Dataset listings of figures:

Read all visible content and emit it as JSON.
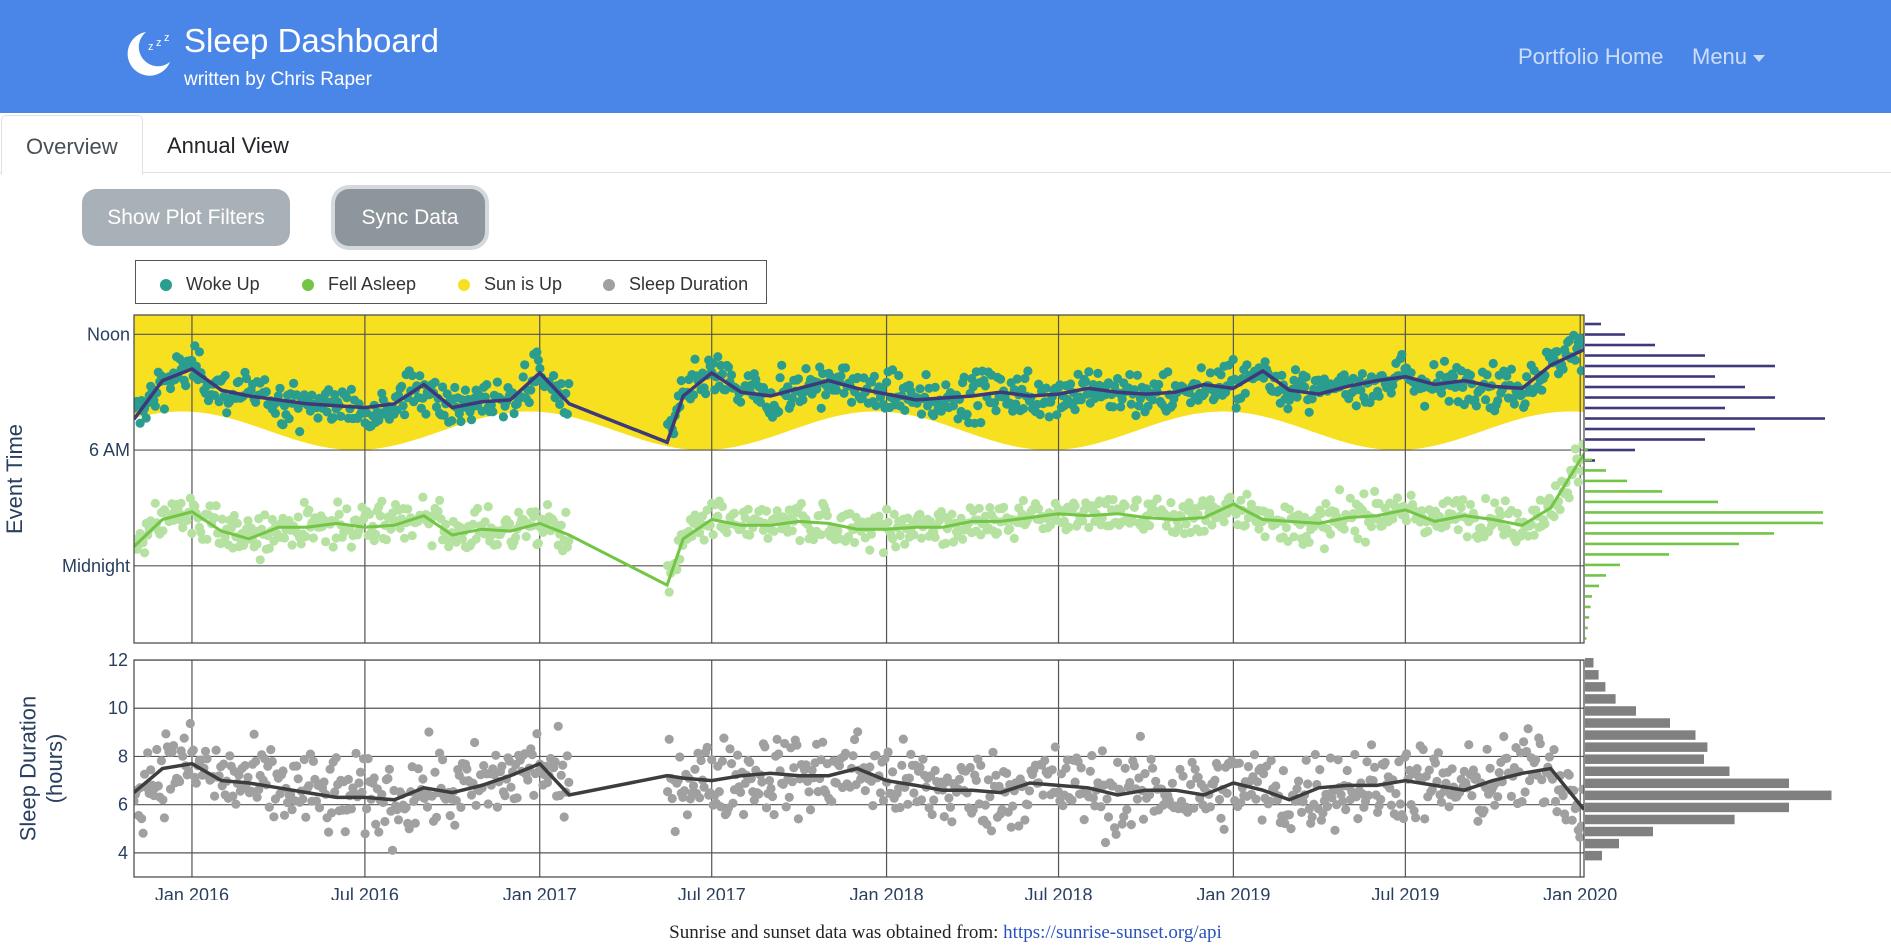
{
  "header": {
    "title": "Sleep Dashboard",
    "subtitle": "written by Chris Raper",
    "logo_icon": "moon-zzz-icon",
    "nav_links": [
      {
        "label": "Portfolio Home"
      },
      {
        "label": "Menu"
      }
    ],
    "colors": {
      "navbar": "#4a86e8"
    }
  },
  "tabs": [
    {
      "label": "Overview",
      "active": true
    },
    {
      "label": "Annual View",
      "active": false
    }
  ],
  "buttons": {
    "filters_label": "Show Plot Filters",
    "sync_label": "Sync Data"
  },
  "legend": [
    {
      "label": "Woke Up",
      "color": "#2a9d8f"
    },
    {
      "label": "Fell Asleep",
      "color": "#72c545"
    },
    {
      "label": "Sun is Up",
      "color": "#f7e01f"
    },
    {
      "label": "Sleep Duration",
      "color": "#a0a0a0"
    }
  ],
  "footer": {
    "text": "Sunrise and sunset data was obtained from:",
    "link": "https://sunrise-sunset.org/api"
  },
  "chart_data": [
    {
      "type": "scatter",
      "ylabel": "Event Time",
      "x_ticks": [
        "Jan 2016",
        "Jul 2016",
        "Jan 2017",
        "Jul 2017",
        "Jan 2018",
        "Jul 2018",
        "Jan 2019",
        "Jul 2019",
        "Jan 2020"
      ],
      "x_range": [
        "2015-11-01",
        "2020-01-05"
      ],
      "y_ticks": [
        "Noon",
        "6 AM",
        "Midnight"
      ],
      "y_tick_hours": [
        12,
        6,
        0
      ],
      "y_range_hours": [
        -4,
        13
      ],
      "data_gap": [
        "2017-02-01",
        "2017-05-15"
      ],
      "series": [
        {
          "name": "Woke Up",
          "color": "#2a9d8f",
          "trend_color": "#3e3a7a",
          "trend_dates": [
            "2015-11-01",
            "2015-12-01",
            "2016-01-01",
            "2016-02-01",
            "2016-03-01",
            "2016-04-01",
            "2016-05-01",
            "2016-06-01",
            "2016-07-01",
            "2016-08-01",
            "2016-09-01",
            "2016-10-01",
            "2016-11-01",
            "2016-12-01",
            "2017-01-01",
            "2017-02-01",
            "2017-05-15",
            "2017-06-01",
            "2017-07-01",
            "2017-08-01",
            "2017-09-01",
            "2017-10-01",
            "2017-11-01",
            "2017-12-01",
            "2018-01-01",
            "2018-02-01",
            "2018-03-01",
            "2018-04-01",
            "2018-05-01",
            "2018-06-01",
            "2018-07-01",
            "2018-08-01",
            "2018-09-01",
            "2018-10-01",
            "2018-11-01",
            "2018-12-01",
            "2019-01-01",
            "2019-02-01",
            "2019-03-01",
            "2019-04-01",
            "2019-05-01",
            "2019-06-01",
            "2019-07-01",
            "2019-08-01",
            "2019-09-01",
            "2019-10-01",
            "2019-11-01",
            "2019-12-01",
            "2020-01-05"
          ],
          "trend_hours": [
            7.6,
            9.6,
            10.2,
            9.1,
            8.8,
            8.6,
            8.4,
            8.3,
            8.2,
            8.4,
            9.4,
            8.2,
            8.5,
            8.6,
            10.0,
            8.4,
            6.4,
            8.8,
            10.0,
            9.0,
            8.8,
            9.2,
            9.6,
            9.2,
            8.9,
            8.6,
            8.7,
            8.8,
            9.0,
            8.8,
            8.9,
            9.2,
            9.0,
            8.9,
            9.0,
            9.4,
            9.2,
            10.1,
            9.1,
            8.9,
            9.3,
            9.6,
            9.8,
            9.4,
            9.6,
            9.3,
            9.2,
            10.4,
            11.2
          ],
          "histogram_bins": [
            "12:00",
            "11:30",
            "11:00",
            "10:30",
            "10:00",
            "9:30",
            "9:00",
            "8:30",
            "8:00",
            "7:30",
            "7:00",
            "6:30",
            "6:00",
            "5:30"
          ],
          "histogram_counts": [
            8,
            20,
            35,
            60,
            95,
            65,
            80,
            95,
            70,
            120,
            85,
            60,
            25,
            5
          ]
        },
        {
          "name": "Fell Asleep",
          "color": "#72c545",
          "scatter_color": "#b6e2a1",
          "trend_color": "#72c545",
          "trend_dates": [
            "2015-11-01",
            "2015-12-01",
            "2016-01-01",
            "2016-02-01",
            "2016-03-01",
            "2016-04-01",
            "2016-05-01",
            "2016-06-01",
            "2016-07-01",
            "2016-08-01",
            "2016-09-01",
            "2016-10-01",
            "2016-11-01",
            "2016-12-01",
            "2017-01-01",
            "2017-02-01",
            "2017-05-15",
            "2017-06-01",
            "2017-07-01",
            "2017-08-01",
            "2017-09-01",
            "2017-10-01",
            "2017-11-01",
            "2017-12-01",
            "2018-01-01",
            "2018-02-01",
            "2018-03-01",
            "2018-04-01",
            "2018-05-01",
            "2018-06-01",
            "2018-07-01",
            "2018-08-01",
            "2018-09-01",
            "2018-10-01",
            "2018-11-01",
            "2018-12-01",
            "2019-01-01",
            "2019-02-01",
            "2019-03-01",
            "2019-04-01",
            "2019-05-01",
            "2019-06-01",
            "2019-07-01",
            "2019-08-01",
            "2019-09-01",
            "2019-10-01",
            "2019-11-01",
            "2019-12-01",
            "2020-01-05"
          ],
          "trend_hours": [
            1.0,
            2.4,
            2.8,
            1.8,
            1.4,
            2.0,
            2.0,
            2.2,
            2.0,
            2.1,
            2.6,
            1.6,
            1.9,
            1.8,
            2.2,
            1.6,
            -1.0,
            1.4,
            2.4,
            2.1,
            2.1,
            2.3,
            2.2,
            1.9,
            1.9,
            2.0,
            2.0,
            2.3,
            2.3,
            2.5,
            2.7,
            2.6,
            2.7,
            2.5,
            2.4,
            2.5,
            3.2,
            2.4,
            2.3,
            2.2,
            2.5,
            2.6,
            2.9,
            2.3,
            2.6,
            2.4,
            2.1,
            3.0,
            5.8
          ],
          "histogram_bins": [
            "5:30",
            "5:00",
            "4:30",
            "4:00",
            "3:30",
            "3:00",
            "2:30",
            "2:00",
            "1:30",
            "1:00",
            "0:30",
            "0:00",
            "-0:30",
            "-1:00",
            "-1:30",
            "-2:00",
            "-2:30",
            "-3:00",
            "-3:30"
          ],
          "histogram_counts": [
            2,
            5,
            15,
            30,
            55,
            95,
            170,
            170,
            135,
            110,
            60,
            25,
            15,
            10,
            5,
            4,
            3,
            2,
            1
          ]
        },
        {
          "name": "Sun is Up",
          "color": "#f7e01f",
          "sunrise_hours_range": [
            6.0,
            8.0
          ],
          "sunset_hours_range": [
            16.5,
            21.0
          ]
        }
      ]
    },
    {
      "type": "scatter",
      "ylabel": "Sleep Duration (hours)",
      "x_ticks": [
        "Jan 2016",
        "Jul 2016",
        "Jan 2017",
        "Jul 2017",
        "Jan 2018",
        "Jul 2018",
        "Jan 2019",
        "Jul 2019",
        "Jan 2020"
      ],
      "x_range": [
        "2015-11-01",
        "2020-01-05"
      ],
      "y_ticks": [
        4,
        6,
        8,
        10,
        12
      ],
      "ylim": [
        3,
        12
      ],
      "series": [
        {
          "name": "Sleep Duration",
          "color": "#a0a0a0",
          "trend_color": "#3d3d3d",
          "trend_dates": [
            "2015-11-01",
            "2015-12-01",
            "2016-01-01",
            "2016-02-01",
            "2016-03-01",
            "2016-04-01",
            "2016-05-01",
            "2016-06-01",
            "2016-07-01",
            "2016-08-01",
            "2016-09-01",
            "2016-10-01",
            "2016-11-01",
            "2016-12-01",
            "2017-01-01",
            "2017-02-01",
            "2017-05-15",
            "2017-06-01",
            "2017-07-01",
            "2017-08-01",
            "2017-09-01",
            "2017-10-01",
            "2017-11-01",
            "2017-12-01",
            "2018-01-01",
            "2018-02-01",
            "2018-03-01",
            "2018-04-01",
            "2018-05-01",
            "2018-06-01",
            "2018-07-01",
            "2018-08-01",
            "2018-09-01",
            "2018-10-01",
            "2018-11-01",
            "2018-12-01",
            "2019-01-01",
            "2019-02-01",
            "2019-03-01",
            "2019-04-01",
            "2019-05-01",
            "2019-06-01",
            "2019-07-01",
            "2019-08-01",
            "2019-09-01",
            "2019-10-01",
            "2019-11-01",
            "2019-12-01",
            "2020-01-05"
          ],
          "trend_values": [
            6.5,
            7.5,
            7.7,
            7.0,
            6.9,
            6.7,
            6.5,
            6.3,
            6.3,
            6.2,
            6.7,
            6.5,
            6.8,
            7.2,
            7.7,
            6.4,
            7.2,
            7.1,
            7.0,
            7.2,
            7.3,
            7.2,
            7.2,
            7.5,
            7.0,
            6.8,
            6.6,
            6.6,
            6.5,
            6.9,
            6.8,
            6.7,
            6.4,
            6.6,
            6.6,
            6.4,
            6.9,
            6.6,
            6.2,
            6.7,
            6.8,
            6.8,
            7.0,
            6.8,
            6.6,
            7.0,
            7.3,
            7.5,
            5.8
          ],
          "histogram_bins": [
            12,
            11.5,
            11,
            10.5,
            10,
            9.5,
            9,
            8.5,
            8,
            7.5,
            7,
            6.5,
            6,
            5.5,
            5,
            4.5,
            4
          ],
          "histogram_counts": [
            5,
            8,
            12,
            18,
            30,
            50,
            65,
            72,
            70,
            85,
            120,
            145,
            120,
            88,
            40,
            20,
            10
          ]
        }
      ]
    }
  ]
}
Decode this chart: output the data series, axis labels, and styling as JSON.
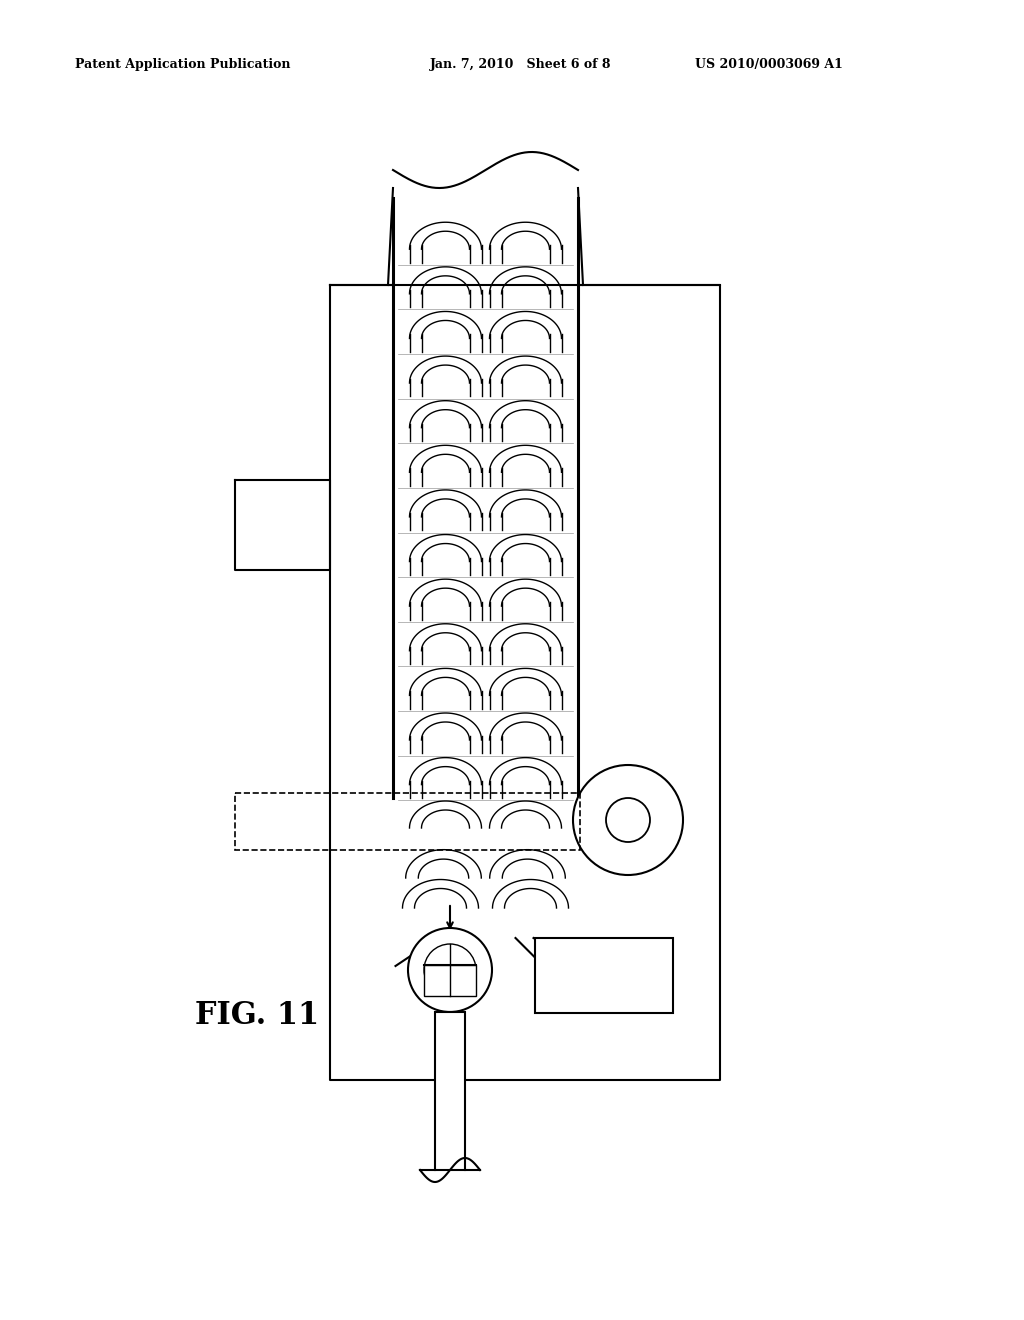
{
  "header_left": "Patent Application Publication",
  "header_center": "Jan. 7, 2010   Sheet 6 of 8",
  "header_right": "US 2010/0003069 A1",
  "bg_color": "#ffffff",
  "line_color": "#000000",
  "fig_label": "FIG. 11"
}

- _WHAT TO WORK ON_:
Pick up at the line that holds "Decode this chart: output" and restate each line, word for word, through the last line of the entries. Include both end lines but none of the pictures.

- _ANSWER TO THIS TASK_:
Decode this chart: output the data series, axis labels, and styling as JSON.
{
  "header_left": "Patent Application Publication",
  "header_center": "Jan. 7, 2010   Sheet 6 of 8",
  "header_right": "US 2010/0003069 A1",
  "bg_color": "#ffffff",
  "line_color": "#000000",
  "fig_label": "FIG. 11"
}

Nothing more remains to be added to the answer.